Passage
Le Courant des enseignants-chercheurs progressistes, affilié au Syndicat national de l’enseignement supérieur, a réitéré son rejet du caractère obligatoire de la formation initiale selon le régime des horaires aménagés, estimant que l’application contraignante de ce dispositif dans le cadre de la mise en œuvre de la loi n° 59.24 relative à l’enseignement supérieur, à la recherche scientifique et à l’innovation est contraire au principe de la gratuité de l’enseignement ainsi qu’à l’égalité des chances entre les étudiants.
Dans un communiqué, le courant indique que l’examen des procès-verbaux des conseils de plusieurs établissements universitaires révèle une divergence d’interprétation des dispositions de cette loi. Certaines universités ont en effet rendu obligatoire la formation selon le régime des horaires aménagés dans l’ensemble des cycles universitaires, tandis que d’autres en ont limité l’application au doctorat, tout en maintenant son caractère facultatif pour les cycles de licence et de master.
Selon le courant syndical, cette disparité dans l’application du texte législatif traduit l’absence d’une interprétation uniforme de la loi, une situation susceptible de porter atteinte au principe d’égalité entre les étudiants ainsi qu’à l’unité du service public de l’enseignement supérieur.
Les enseignants-chercheurs progressistes considèrent que l’article 81 de la loi n° 59.24 a été conçu, selon leur lecture, pour instaurer un parcours flexible et facultatif destiné à élargir les possibilités d’accès à la formation, en complément du cursus classique, et non pour imposer un régime obligatoire. Ils estiment que l’application contrainte de ce système à certaines catégories d’étudiants constitue une forme de discrimination fondée sur leur statut administratif ou professionnel et s’écarte de l’esprit ayant présidé à l’élaboration du projet de loi.

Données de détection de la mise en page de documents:
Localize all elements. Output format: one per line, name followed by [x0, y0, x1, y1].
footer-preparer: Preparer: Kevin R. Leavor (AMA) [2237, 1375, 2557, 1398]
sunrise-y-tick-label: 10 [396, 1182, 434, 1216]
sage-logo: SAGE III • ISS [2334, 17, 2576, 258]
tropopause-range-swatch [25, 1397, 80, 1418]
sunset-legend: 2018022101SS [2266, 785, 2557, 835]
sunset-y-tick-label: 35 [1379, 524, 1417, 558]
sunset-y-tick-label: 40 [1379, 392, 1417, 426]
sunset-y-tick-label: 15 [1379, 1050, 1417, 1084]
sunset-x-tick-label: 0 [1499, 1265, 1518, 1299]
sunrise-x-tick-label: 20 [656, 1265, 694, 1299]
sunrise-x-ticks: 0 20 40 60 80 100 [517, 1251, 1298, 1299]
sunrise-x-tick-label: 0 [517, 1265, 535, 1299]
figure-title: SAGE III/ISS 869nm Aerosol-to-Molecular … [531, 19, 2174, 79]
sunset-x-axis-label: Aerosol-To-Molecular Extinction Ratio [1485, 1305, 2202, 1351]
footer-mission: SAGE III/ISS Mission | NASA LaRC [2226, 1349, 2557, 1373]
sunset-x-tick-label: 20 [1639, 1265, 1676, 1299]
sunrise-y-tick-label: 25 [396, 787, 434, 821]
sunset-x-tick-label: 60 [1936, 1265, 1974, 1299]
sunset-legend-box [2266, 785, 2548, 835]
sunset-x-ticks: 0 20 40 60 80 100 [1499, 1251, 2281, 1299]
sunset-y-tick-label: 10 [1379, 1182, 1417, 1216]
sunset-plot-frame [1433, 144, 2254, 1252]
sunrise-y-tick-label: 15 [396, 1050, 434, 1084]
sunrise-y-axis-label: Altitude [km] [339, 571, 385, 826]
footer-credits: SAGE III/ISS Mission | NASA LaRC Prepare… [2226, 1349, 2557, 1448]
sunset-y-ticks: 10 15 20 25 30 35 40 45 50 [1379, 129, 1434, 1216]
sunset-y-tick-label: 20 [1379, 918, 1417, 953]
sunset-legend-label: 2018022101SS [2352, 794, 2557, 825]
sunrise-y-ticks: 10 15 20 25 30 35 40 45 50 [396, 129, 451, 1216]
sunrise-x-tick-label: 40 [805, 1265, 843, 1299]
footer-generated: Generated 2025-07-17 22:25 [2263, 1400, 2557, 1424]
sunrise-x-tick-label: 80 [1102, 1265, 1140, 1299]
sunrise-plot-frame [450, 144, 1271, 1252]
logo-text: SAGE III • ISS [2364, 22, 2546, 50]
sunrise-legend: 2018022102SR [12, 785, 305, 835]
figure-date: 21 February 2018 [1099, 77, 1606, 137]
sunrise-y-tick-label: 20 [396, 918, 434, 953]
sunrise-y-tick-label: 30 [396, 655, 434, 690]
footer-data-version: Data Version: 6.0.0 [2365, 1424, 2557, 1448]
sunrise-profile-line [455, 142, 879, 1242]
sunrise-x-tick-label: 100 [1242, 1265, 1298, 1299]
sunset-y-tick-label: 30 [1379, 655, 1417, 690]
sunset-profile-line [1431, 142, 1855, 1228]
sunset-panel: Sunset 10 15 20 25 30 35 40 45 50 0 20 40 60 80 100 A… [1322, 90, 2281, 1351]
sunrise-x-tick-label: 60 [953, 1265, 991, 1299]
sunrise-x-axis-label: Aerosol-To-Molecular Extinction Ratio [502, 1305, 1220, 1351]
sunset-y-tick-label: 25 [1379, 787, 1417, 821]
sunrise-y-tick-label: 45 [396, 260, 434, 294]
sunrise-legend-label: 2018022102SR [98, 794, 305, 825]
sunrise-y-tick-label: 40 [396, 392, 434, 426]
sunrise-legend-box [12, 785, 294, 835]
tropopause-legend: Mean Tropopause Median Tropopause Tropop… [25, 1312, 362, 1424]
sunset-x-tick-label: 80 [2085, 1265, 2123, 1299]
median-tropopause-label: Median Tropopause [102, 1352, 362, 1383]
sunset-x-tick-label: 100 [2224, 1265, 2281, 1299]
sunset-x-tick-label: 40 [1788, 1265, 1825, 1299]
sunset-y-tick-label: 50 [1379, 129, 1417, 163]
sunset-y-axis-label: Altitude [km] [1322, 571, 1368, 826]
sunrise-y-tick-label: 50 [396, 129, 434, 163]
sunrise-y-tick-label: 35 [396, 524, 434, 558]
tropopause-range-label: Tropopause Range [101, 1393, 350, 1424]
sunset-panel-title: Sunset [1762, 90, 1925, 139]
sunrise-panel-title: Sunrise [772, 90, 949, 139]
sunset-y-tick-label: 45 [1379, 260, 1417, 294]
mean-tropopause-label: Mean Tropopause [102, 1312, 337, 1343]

Explorer le contenu
1. Répondez à ces questions sur l'article sur les horaires aménagés :
(a) Quel numéro porte la loi relative à l'enseignement supérieur, à la recherche scientifique et à l'innovation ?
(b) À quel cycle certaines universités ont-elles limité l'application de la formation selon le régime des horaires aménagés ?
(c) Quel article de cette loi a été conçu, selon les enseignants-chercheurs progressistes, pour instaurer un parcours flexible et facultatif ?
2. Dans l'article sur les horaires aménagés, recopiez le passage qui commence par les mots contenant « Dans un communiqué, le » et se termine par « de l’enseignement supérieur. », en remplaçant « universités » par « facultés ».
3. Rédigez la suite de l'article sur les horaires aménagés, en reprenant après sa dernière phrase.
La liste ne sert à rien pour ce travail.

Réponses par point
1.
(a) Le n° 59.24.
(b) Au doctorat.
(c) L'article 81.

2.
Dans un communiqué, le courant indique que l’examen des procès-verbaux des conseils de plusieurs établissements universitaires révèle une divergence d’interprétation des dispositions de cette loi. Certaines facultés ont en effet rendu obligatoire la formation selon le régime des horaires aménagés dans l’ensemble des cycles universitaires, tandis que d’autres en ont limité l’application au doctorat, tout en maintenant son caractère facultatif pour les cycles de licence et de master.
Selon le courant syndical, cette disparité dans l’application du texte législatif traduit l’absence d’une interprétation uniforme de la loi, une situation susceptible de porter atteinte au principe d’égalité entre les étudiants ainsi qu’à l’unité du service public de l’enseignement supérieur.

3.
Parallèlement, le courant réaffirme son soutien aux formations continues destinées aux salariés et aux fonctionnaires, tout en soulignant qu’elles ne sauraient servir de prétexte à l’instauration de droits d’inscription dans la formation initiale ni remettre en cause le principe de la gratuité de l’enseignement supérieur.
Il appelle ainsi à l’abrogation de toutes les décisions imposant le régime des horaires aménagés de manière obligatoire et réclame la garantie du libre choix des étudiants entre le cursus classique et ce mode de formation, sans discrimination aucune. Le courant rappelle, à cet égard, que la gratuité de l’enseignement supérieur constitue un acquis à la fois constitutionnel et sociétal qu’il convient de préserver.
En outre, il propose le lancement d’une initiative nationale de solidarité invitant les enseignants encadrant les formations dispensées selon le régime des horaires aménagés à renoncer volontairement aux indemnités afférentes à cette mission, au profit des étudiants contraints de s’acquitter des frais d’inscription, en signe de protestation contre le caractère obligatoire de ce dispositif. Il appelle également les organisations démocratiques et les associations de défense des droits à se mobiliser pour la préservation de l’université publique et du principe de gratuité de l’enseignement supérieur.